What to work on: Present each line of the entries below that holds the word "JSON".

Records to use:
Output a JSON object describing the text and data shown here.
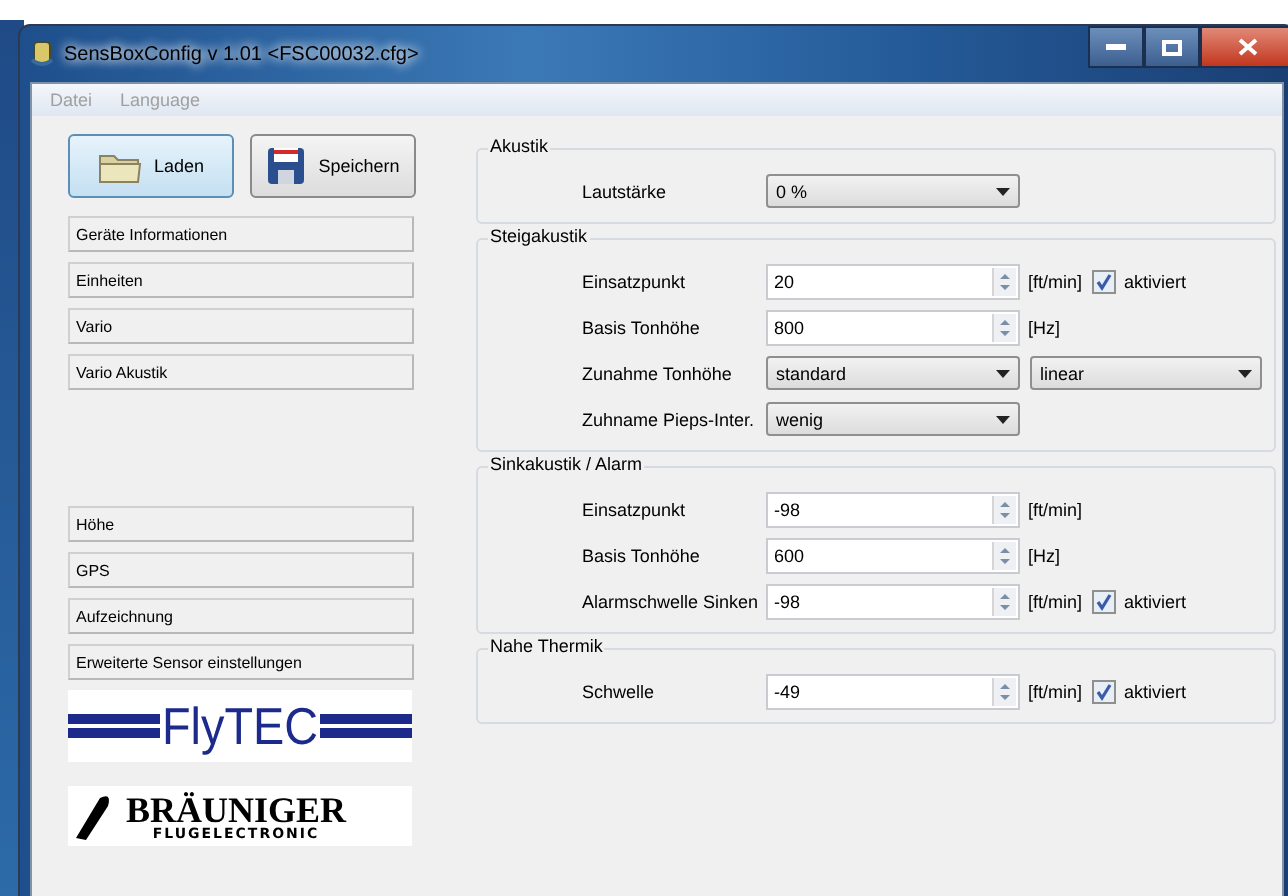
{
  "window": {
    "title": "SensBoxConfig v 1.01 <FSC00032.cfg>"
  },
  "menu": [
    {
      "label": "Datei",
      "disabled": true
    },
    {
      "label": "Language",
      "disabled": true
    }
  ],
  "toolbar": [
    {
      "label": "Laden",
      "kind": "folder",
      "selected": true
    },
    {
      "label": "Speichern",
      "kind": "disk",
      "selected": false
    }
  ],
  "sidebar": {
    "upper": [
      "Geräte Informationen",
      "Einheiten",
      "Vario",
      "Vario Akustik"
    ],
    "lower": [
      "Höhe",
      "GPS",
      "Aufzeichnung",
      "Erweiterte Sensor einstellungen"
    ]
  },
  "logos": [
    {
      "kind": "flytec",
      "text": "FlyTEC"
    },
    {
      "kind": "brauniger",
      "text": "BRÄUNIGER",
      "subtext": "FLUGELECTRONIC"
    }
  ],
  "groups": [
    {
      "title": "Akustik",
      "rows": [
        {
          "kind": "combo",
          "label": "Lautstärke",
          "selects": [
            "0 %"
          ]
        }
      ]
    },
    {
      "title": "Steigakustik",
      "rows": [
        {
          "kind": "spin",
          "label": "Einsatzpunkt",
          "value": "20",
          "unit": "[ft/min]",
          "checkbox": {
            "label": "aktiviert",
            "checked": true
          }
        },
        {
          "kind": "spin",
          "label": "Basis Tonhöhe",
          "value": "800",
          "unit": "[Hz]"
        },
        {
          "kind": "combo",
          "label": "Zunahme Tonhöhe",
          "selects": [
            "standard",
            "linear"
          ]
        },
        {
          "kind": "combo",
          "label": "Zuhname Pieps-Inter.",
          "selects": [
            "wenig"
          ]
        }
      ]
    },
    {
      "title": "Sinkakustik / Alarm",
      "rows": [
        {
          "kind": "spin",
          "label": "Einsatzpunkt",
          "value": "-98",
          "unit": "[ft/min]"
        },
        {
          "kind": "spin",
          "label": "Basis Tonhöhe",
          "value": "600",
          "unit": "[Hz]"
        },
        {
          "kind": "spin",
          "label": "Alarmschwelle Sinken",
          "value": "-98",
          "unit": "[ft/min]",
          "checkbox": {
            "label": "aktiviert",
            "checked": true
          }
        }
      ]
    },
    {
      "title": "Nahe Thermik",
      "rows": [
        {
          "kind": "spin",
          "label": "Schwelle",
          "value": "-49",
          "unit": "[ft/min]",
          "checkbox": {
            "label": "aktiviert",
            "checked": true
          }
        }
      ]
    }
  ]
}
---
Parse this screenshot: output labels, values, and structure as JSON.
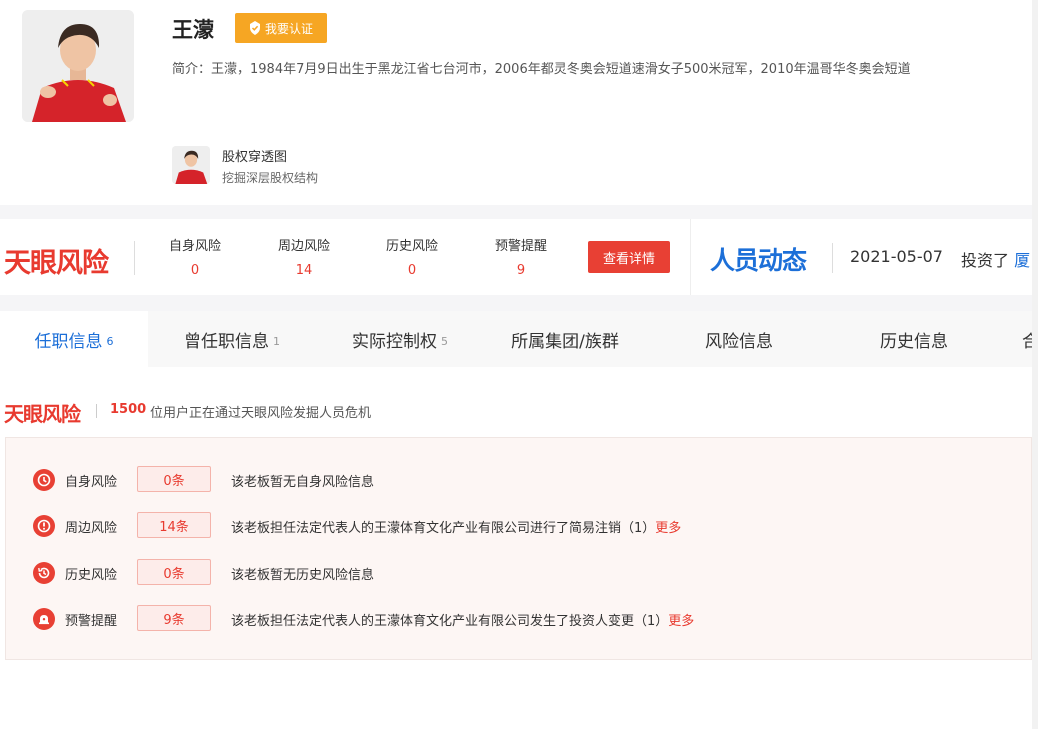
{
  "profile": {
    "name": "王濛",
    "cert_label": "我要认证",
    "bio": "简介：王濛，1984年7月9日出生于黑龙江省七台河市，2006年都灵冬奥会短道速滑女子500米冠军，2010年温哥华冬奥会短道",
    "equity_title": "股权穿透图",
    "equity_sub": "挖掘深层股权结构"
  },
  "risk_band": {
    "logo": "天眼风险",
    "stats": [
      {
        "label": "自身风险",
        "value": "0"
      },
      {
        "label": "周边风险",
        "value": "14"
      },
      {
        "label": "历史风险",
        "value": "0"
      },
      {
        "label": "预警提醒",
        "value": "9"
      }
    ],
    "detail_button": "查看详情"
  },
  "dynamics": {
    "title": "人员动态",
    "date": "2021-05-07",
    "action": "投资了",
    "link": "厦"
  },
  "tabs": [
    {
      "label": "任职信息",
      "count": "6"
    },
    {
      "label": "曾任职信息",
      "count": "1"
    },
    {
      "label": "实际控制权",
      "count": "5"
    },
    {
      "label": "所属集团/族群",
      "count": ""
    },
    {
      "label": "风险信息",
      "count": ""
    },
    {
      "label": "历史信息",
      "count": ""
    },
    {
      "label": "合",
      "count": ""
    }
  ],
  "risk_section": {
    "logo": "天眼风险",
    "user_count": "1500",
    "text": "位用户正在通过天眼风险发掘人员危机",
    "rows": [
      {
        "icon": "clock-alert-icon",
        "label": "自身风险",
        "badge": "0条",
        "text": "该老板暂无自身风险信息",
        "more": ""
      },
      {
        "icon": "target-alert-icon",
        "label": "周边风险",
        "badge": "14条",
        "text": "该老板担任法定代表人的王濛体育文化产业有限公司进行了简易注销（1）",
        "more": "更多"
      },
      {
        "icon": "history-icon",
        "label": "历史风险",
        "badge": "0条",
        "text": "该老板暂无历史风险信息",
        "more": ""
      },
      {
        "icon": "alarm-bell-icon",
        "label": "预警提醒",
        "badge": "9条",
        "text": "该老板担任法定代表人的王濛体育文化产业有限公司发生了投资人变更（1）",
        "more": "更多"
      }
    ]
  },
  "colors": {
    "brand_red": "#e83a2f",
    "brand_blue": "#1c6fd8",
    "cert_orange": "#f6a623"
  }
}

Answer to the task:
Output a JSON object describing the text and data shown here.
Parse this screenshot: output labels, values, and structure as JSON.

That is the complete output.